_Task goal_. Retype all material exactly. Pictures stay out of the copy.

_Provided records_.

■ ■ ■ ■ ■

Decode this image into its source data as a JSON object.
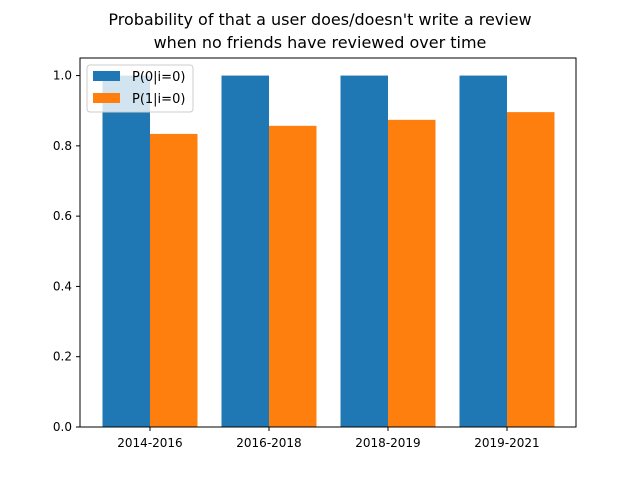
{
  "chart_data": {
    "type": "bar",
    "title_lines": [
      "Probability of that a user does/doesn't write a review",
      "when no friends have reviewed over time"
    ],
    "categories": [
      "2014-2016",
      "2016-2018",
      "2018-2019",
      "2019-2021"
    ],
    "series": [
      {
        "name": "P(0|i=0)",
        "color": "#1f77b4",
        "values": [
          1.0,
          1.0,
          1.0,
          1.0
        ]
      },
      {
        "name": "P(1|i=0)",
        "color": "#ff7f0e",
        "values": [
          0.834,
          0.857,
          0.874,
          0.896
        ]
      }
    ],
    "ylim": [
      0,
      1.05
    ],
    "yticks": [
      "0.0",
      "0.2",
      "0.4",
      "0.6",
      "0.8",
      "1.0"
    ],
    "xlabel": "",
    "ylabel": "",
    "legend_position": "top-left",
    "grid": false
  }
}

■ ■ ■ ■ ■

_Answer to the task_.
Decode this image into its source data as a JSON object.
{
  "chart_data": {
    "type": "bar",
    "title_lines": [
      "Probability of that a user does/doesn't write a review",
      "when no friends have reviewed over time"
    ],
    "categories": [
      "2014-2016",
      "2016-2018",
      "2018-2019",
      "2019-2021"
    ],
    "series": [
      {
        "name": "P(0|i=0)",
        "color": "#1f77b4",
        "values": [
          1.0,
          1.0,
          1.0,
          1.0
        ]
      },
      {
        "name": "P(1|i=0)",
        "color": "#ff7f0e",
        "values": [
          0.834,
          0.857,
          0.874,
          0.896
        ]
      }
    ],
    "ylim": [
      0,
      1.05
    ],
    "yticks": [
      "0.0",
      "0.2",
      "0.4",
      "0.6",
      "0.8",
      "1.0"
    ],
    "xlabel": "",
    "ylabel": "",
    "legend_position": "top-left",
    "grid": false
  }
}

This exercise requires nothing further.